### INPUT ROWS ###

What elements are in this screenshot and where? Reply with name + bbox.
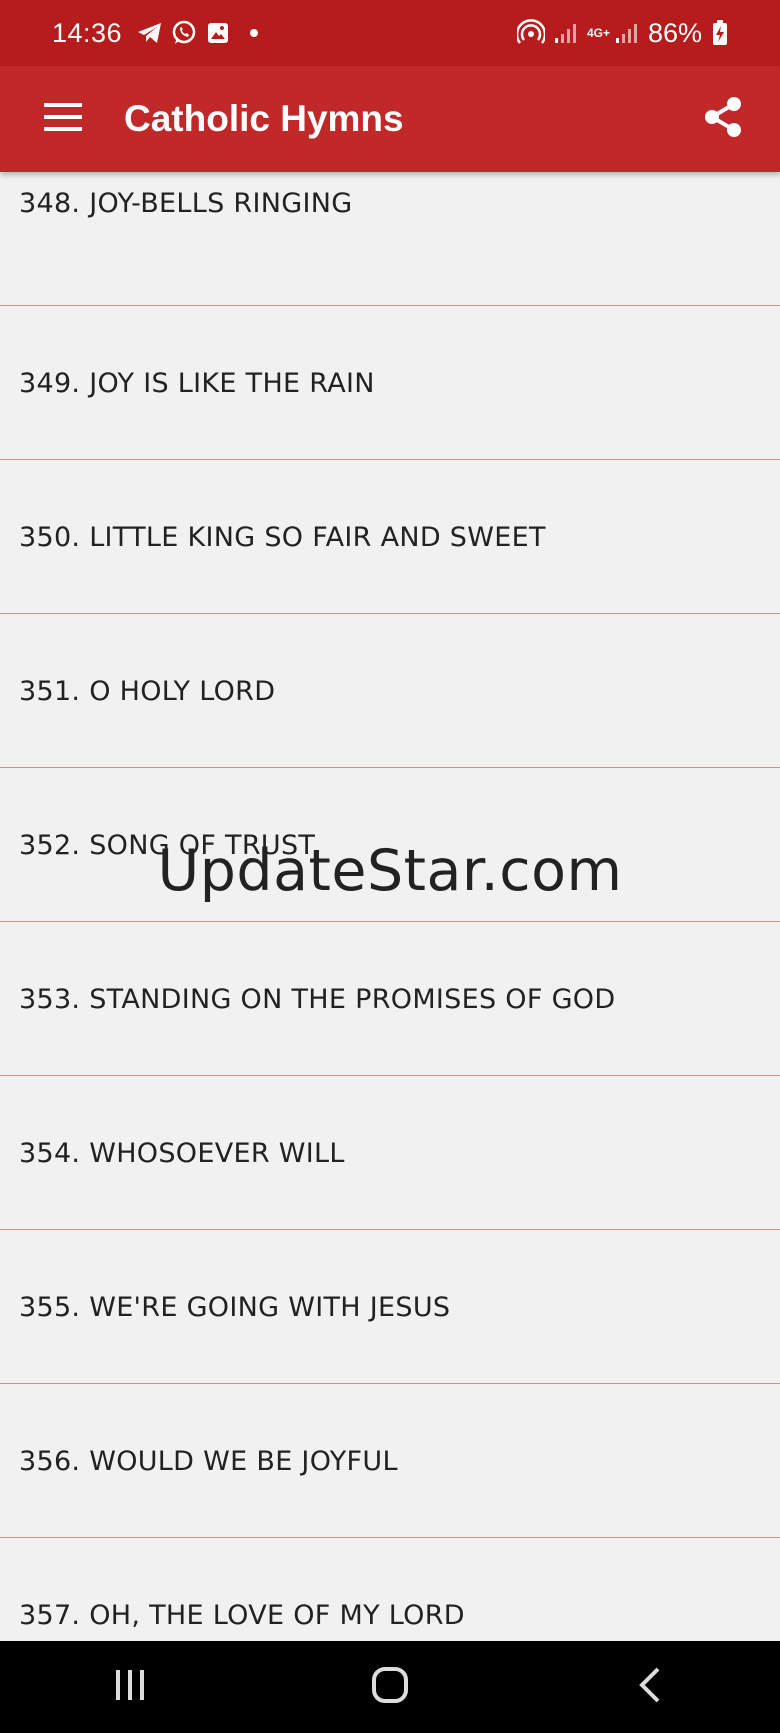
home-button[interactable] xyxy=(345,1647,435,1727)
hymn-list-item[interactable]: 357. OH, THE LOVE OF MY LORD xyxy=(0,1538,780,1641)
share-icon xyxy=(703,96,743,143)
hymn-list-item[interactable]: 349. JOY IS LIKE THE RAIN xyxy=(0,306,780,460)
share-button[interactable] xyxy=(692,88,754,150)
hymn-list-item[interactable]: 355. WE'RE GOING WITH JESUS xyxy=(0,1230,780,1384)
hymn-title: 355. WE'RE GOING WITH JESUS xyxy=(19,1292,451,1323)
home-icon xyxy=(372,1666,408,1708)
status-left: 14:36 xyxy=(52,17,259,49)
hymn-title: 356. WOULD WE BE JOYFUL xyxy=(19,1446,398,1477)
page-title: Catholic Hymns xyxy=(124,98,404,139)
hymn-title: 353. STANDING ON THE PROMISES OF GOD xyxy=(19,984,616,1015)
notification-dot xyxy=(250,29,259,37)
hymn-title: 348. JOY-BELLS RINGING xyxy=(19,188,353,219)
status-time: 14:36 xyxy=(52,17,123,48)
recents-icon xyxy=(113,1669,147,1705)
recents-button[interactable] xyxy=(85,1647,175,1727)
hamburger-menu-icon xyxy=(44,102,82,136)
status-bar: 14:36 4G+ 86% xyxy=(0,0,780,66)
hymn-list-item[interactable]: 352. SONG OF TRUST xyxy=(0,768,780,922)
hymn-title: 352. SONG OF TRUST xyxy=(19,830,316,861)
signal-icon xyxy=(551,19,579,47)
whatsapp-icon xyxy=(170,19,198,47)
hymn-title: 351. O HOLY LORD xyxy=(19,676,276,707)
hymn-list-item[interactable]: 356. WOULD WE BE JOYFUL xyxy=(0,1384,780,1538)
hymn-title: 357. OH, THE LOVE OF MY LORD xyxy=(19,1600,465,1631)
hotspot-icon xyxy=(516,19,545,47)
signal-icon xyxy=(612,19,640,47)
battery-charging-icon xyxy=(706,19,734,47)
status-right: 4G+ 86% xyxy=(516,17,740,49)
menu-button[interactable] xyxy=(32,88,94,150)
hymn-list: 348. JOY-BELLS RINGING 349. JOY IS LIKE … xyxy=(0,172,780,1641)
battery-percent: 86% xyxy=(647,17,702,48)
app-bar: Catholic Hymns xyxy=(0,66,780,172)
gallery-icon xyxy=(204,19,232,47)
navigation-bar xyxy=(0,1641,780,1733)
hymn-list-item[interactable]: 350. LITTLE KING SO FAIR AND SWEET xyxy=(0,460,780,614)
hymn-title: 354. WHOSOEVER WILL xyxy=(19,1138,345,1169)
hymn-list-item[interactable]: 354. WHOSOEVER WILL xyxy=(0,1076,780,1230)
telegram-icon xyxy=(136,19,164,47)
hymn-title: 350. LITTLE KING SO FAIR AND SWEET xyxy=(19,522,546,553)
hymn-title: 349. JOY IS LIKE THE RAIN xyxy=(19,368,375,399)
network-type-label: 4G+ xyxy=(586,26,610,40)
hymn-list-item[interactable]: 353. STANDING ON THE PROMISES OF GOD xyxy=(0,922,780,1076)
hymn-list-item[interactable]: 351. O HOLY LORD xyxy=(0,614,780,768)
hymn-list-item[interactable]: 348. JOY-BELLS RINGING xyxy=(0,172,780,306)
back-icon xyxy=(638,1667,662,1708)
back-button[interactable] xyxy=(605,1647,695,1727)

###

Could you return the lines of every entry above exactly as they appear, leaving out the pictures?

What elements are in this screenshot and where? Reply with name + bbox.
home-button[interactable] xyxy=(345,1647,435,1727)
hymn-list-item[interactable]: 357. OH, THE LOVE OF MY LORD xyxy=(0,1538,780,1641)
share-icon xyxy=(703,96,743,143)
hymn-list-item[interactable]: 349. JOY IS LIKE THE RAIN xyxy=(0,306,780,460)
share-button[interactable] xyxy=(692,88,754,150)
hymn-list-item[interactable]: 355. WE'RE GOING WITH JESUS xyxy=(0,1230,780,1384)
hymn-title: 355. WE'RE GOING WITH JESUS xyxy=(19,1292,451,1323)
home-icon xyxy=(372,1666,408,1708)
status-left: 14:36 xyxy=(52,17,259,49)
hymn-title: 356. WOULD WE BE JOYFUL xyxy=(19,1446,398,1477)
page-title: Catholic Hymns xyxy=(124,98,404,139)
hymn-title: 353. STANDING ON THE PROMISES OF GOD xyxy=(19,984,616,1015)
notification-dot xyxy=(250,29,259,37)
hymn-title: 348. JOY-BELLS RINGING xyxy=(19,188,353,219)
status-time: 14:36 xyxy=(52,17,123,48)
recents-icon xyxy=(113,1669,147,1705)
recents-button[interactable] xyxy=(85,1647,175,1727)
hamburger-menu-icon xyxy=(44,102,82,136)
status-bar: 14:36 4G+ 86% xyxy=(0,0,780,66)
hymn-list-item[interactable]: 352. SONG OF TRUST xyxy=(0,768,780,922)
hymn-title: 352. SONG OF TRUST xyxy=(19,830,316,861)
signal-icon xyxy=(551,19,579,47)
whatsapp-icon xyxy=(170,19,198,47)
hymn-title: 351. O HOLY LORD xyxy=(19,676,276,707)
hymn-list-item[interactable]: 356. WOULD WE BE JOYFUL xyxy=(0,1384,780,1538)
hymn-title: 357. OH, THE LOVE OF MY LORD xyxy=(19,1600,465,1631)
hotspot-icon xyxy=(516,19,545,47)
signal-icon xyxy=(612,19,640,47)
battery-charging-icon xyxy=(706,19,734,47)
status-right: 4G+ 86% xyxy=(516,17,740,49)
menu-button[interactable] xyxy=(32,88,94,150)
hymn-list: 348. JOY-BELLS RINGING 349. JOY IS LIKE … xyxy=(0,172,780,1641)
battery-percent: 86% xyxy=(647,17,702,48)
app-bar: Catholic Hymns xyxy=(0,66,780,172)
gallery-icon xyxy=(204,19,232,47)
navigation-bar xyxy=(0,1641,780,1733)
hymn-list-item[interactable]: 350. LITTLE KING SO FAIR AND SWEET xyxy=(0,460,780,614)
hymn-title: 354. WHOSOEVER WILL xyxy=(19,1138,345,1169)
hymn-list-item[interactable]: 354. WHOSOEVER WILL xyxy=(0,1076,780,1230)
telegram-icon xyxy=(136,19,164,47)
hymn-title: 350. LITTLE KING SO FAIR AND SWEET xyxy=(19,522,546,553)
hymn-title: 349. JOY IS LIKE THE RAIN xyxy=(19,368,375,399)
network-type-label: 4G+ xyxy=(586,26,610,40)
hymn-list-item[interactable]: 353. STANDING ON THE PROMISES OF GOD xyxy=(0,922,780,1076)
hymn-list-item[interactable]: 351. O HOLY LORD xyxy=(0,614,780,768)
hymn-list-item[interactable]: 348. JOY-BELLS RINGING xyxy=(0,172,780,306)
back-icon xyxy=(638,1667,662,1708)
back-button[interactable] xyxy=(605,1647,695,1727)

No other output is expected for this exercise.